- _EXTRAIT DU TEXTE_
------------
D'exquises demeures Qajar avec jardins intérieurs, et les meilleures distilleries d'eau de rose du monde en fleur chaque mois de mai.
Il y a une qualité de lumière particulière à Kashan en fin d’après-midi — ambrée et dense, comme si le soleil avait été filtré à travers quarante siècles de poussière et de pétales de rose avant de vous atteindre. Elle passe par les moucharabiehs du vieux quartier et tombe en motifs sur les murs en plâtre, et on s’arrête de marcher parce que la géométrie des ombres seule suffit à vous mettre en retard.
Les Demeures du Quartier du Bazar
J’ai passé une matinée à me perdre véritablement entre la rue Alavi et le vieux bazar, ce qui s’est révélé être la meilleure décision que j’aie prise en Iran. Les grandes demeures Qajar de Kashan — Tabatabaei, Borujerdi, Abbasi — sont le genre d’endroits qui vous font reconsidérer ce que le mot “maison” signifie. La maison Borujerdi en particulier m’a complètement déstabilisé : cinq tours à vent s’élevant au-dessus d’une cour centrale, des plafonds peints de motifs denses de grenades et de paons, et un bassin réfléchissant si immobile qu’il semblait peint. Lia est restée longtemps à son bord sans rien dire, ce qui est la façon dont je sais qu’un endroit a agi sur elle.
Ce qui m’a surpris, c’est l’échelle de l’intimité. Ce sont des maisons familiales privées, pas des palais. Les proportions sont humaines — des portes sous lesquelles il faut se baisser, des pièces qui accueillent confortablement une douzaine de personnes — et pourtant chaque surface a reçu toute l’attention de l’artisan. Des muqarnas qui dégouttent des coins du plafond. Des grilles en stuc fines comme de la dentelle. Une porte en bois avec des heurtoirs en laiton de formes différentes pour les hommes et les femmes, afin que la famille à l’intérieur puisse deviner le sexe du visiteur rien qu’au son.
Les Champs de Roses à l’Aube
L’autre obsession de Kashan, ce sont les roses — plus précisément la rose de Damas, récoltée dans les villages de Qamsar et Niasar, à une courte route dans les collines alentour. Au début du mois de mai, les distilleries tournent jour et nuit. Je suis parti avant le lever du soleil et je suis arrivé pour trouver les champs déjà pleins de femmes en chadors à motifs se déplaçant entre les rangées, cueillant les fleurs avant que la chaleur ne les ouvre trop et ne fasse perdre l’huile. La vapeur qui s’échappait des alambics en cuivre de la distillerie portait un parfum si concentré qu’il semblait presque comestible.
------------
- _DONNÉES DISPONIBLES_

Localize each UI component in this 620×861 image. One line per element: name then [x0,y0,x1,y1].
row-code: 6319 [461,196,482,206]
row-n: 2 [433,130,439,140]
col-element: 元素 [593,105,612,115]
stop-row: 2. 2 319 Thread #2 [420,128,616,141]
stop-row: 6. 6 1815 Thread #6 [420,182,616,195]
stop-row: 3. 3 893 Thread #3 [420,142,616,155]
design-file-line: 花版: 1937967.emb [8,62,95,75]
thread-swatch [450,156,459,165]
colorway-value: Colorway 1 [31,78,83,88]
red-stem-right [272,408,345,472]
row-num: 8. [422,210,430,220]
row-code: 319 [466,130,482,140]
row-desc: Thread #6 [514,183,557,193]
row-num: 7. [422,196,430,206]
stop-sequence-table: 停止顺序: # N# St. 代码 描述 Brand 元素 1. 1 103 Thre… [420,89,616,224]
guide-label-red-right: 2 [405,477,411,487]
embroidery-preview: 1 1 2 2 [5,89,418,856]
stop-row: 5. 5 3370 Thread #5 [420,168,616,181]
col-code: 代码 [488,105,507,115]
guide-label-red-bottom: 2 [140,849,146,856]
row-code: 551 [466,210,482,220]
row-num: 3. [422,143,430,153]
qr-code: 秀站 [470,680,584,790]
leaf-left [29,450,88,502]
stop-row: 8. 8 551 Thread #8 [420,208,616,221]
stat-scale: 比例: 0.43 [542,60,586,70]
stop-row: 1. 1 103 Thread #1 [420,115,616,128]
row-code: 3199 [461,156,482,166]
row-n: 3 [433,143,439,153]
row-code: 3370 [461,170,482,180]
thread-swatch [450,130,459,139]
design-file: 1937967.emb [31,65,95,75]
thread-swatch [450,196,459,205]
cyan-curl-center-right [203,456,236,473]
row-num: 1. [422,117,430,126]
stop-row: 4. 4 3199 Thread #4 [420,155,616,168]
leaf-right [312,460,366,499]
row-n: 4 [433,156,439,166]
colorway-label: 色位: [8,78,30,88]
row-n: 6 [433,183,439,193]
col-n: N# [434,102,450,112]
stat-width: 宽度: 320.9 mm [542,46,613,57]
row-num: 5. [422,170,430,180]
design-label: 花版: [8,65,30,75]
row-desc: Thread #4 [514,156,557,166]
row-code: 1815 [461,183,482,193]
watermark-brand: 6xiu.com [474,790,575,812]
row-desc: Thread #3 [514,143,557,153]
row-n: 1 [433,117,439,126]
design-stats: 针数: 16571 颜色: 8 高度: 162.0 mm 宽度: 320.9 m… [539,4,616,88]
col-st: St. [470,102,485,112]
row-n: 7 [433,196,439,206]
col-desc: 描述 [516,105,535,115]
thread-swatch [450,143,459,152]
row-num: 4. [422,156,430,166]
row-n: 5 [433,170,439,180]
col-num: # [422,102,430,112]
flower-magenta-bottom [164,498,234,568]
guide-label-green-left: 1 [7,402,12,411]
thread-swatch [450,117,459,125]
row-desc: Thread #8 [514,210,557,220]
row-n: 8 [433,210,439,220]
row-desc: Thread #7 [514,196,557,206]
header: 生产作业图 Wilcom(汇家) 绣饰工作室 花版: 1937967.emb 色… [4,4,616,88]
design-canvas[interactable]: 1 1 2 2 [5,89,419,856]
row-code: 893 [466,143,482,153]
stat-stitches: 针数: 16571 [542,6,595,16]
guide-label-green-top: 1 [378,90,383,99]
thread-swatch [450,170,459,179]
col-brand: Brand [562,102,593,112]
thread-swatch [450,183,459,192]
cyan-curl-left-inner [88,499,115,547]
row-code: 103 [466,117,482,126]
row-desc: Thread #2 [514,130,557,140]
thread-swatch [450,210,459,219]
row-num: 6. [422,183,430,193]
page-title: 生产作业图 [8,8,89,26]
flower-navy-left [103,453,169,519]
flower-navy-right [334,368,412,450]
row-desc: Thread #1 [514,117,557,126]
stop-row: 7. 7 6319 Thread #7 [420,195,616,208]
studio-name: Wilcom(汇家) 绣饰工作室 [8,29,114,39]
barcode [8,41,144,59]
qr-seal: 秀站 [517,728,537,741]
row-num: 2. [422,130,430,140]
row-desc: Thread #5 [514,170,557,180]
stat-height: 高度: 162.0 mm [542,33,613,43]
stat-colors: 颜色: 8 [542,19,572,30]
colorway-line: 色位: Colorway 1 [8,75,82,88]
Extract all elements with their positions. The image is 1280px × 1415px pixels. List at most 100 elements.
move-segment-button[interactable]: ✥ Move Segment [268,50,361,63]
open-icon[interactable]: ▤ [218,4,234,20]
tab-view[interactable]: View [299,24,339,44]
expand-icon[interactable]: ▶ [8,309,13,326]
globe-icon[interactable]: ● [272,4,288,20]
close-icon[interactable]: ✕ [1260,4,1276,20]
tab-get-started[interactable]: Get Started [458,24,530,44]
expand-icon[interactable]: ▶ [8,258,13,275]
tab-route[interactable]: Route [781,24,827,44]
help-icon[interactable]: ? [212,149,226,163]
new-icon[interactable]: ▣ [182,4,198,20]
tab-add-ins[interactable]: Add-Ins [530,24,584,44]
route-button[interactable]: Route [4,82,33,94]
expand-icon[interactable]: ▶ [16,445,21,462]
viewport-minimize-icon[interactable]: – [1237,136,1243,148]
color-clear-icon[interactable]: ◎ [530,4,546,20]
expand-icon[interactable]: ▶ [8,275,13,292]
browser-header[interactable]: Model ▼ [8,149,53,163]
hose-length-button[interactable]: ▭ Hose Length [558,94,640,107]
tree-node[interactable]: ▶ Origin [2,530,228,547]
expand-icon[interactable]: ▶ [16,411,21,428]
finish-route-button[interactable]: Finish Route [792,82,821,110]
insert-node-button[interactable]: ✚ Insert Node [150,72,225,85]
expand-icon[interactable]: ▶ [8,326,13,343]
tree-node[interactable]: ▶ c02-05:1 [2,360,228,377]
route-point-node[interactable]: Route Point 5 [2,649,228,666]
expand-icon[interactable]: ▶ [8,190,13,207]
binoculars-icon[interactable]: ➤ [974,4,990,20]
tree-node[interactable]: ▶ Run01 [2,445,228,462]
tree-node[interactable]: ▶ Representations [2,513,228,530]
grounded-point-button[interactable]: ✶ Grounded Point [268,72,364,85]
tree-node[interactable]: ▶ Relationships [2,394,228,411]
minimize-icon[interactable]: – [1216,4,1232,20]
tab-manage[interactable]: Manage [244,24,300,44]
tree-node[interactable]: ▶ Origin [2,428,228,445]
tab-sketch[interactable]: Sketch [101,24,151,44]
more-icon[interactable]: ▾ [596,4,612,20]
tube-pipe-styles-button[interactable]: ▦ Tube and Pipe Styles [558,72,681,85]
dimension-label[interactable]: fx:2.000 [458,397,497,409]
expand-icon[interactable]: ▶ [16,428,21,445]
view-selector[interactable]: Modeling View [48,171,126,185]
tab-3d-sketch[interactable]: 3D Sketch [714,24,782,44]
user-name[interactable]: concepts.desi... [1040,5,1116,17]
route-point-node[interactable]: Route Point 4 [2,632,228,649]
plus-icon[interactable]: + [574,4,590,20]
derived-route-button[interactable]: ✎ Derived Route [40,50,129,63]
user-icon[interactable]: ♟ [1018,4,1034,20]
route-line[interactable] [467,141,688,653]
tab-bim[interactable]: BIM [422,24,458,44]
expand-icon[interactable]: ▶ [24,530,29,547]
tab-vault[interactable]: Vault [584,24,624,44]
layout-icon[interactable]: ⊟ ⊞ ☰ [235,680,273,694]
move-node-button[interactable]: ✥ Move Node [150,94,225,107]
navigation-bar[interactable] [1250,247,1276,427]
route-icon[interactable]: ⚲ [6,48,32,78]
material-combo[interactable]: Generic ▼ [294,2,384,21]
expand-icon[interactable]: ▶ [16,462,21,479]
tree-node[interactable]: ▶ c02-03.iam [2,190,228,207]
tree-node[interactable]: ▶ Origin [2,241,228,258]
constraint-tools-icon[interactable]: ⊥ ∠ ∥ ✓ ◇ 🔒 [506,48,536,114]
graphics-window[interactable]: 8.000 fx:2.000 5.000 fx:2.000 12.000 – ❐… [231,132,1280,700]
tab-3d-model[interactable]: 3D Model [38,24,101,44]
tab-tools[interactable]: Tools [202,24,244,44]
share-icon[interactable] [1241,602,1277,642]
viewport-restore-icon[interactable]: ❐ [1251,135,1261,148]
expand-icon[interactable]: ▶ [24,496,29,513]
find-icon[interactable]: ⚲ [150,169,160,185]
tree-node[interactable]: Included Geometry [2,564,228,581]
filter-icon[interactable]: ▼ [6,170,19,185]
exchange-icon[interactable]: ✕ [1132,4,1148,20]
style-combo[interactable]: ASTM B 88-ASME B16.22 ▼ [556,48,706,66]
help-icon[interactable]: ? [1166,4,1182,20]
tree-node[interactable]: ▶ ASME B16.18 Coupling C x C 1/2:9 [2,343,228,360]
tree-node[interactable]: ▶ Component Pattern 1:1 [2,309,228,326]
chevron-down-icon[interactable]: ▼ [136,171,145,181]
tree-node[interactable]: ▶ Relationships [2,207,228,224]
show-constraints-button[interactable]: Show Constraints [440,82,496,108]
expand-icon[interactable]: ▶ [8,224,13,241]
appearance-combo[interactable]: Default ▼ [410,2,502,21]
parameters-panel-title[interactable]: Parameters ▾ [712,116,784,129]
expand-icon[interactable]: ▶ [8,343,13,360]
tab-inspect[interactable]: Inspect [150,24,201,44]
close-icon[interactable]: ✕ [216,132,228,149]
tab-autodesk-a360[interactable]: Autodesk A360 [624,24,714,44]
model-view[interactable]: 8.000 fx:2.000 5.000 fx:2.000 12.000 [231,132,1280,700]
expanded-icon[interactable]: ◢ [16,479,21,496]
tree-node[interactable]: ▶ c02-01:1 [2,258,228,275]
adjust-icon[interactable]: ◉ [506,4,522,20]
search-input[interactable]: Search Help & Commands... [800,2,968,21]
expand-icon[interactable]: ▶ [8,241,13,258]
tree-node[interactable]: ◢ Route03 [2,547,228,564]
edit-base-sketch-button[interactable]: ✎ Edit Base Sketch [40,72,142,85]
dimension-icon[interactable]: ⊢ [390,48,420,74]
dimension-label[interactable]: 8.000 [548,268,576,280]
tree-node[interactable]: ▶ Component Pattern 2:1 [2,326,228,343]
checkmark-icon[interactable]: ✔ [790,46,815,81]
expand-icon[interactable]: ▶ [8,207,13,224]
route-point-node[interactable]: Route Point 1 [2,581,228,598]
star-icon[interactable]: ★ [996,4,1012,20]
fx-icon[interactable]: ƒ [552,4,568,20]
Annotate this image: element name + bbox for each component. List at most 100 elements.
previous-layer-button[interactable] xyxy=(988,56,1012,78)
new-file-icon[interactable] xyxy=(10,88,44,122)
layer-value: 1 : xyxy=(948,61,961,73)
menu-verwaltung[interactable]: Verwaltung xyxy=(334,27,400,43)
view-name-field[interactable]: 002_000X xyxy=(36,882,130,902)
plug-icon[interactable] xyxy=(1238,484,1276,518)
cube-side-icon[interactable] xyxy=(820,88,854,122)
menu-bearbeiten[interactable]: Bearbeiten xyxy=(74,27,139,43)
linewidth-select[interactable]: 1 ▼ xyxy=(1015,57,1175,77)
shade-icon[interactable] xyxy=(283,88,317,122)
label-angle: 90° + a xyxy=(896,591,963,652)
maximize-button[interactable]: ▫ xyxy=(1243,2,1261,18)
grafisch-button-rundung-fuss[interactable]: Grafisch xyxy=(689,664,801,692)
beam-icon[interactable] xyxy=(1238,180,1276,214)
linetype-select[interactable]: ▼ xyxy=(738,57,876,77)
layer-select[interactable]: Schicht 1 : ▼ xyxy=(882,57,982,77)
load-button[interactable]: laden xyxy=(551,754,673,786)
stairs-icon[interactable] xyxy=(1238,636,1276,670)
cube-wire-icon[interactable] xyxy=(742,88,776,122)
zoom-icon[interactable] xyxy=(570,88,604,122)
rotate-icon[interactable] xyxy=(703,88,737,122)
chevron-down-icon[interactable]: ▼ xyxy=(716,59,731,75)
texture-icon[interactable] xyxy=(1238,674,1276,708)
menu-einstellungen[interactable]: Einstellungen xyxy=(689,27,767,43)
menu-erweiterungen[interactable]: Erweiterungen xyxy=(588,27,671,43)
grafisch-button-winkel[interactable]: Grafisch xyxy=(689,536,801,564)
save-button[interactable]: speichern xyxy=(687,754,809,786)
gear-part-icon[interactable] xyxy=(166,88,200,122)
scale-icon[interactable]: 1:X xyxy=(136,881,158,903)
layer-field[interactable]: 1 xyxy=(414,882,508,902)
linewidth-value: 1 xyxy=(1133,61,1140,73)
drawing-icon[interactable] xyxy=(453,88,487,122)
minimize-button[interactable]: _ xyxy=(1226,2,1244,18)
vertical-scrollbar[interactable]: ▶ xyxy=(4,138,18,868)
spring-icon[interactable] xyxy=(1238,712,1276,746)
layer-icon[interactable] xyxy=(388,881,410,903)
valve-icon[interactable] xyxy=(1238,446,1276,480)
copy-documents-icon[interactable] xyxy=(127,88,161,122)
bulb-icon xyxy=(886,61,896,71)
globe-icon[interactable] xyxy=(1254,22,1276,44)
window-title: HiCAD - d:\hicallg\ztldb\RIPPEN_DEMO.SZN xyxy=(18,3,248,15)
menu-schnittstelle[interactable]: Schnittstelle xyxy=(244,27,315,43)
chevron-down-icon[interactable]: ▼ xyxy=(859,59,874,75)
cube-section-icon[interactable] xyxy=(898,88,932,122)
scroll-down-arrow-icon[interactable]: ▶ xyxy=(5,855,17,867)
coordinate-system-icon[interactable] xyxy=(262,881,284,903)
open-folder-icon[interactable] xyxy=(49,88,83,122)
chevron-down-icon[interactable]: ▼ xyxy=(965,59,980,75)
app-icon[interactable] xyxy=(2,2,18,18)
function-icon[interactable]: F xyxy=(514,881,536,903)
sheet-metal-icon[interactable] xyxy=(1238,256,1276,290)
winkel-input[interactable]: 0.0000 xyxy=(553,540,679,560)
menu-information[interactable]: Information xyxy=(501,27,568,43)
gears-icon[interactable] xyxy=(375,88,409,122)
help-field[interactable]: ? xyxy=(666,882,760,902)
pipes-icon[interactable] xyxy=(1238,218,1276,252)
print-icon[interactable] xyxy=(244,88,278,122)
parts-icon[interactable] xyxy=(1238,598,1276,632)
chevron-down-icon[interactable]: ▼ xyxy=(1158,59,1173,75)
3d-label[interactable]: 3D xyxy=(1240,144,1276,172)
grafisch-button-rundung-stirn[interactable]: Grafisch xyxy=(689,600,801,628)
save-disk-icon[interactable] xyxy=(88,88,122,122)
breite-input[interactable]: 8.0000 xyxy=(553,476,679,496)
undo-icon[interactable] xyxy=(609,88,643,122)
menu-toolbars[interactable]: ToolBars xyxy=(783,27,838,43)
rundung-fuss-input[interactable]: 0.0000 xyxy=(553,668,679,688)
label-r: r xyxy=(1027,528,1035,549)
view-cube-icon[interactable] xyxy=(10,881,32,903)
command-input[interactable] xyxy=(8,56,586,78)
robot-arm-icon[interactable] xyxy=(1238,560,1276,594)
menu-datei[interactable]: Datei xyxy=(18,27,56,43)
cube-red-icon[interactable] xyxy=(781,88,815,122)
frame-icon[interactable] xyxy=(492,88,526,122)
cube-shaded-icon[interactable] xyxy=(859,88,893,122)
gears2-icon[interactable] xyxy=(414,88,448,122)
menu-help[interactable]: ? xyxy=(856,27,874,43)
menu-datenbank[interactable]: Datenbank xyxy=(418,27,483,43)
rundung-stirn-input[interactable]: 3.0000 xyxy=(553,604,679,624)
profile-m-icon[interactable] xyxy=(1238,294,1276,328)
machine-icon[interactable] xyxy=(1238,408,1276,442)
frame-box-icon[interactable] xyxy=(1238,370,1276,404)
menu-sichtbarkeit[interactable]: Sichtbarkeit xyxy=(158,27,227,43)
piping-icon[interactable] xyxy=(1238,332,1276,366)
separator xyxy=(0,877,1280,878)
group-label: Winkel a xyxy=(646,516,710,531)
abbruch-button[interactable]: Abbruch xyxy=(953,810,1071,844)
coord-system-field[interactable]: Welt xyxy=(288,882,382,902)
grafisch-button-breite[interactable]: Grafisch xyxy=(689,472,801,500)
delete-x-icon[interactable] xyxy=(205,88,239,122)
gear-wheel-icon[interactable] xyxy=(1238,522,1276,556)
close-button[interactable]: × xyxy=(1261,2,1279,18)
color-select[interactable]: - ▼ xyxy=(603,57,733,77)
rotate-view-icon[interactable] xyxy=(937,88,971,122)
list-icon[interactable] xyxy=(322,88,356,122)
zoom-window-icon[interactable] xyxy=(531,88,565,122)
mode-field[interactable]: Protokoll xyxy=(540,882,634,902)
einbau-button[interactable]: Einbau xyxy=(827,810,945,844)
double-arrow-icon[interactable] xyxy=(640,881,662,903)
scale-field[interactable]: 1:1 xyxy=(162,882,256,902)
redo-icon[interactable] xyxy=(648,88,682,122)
------------
- _CONSIGNE 1_
Selon l'extrait sur Kashan, combien de tours à vent s'élèvent au-dessus de la cour centrale de la maison Borujerdi ?
- _CONSIGNE 2_
Indiquez si chaque affirmation concorde avec l'extrait sur Kashan, en citant les mots qui tranchent : (a) la rose de Damas est récoltée dans les villages de Qamsar et Niasar ; (b) les grandes demeures Qajar sont des palais ; (c) au début du mois de mai, les distilleries ne fonctionnent que la nuit.

- _RÉPONSE RÉDIGÉE 1_
Cinq tours à vent.

- _RÉPONSE RÉDIGÉE 2_
(a) Oui : « récoltée dans les villages de Qamsar et Niasar ».
(b) Non : « Ce sont des maisons familiales privées, pas des palais. »
(c) Non : « Au début du mois de mai, les distilleries tournent jour et nuit. »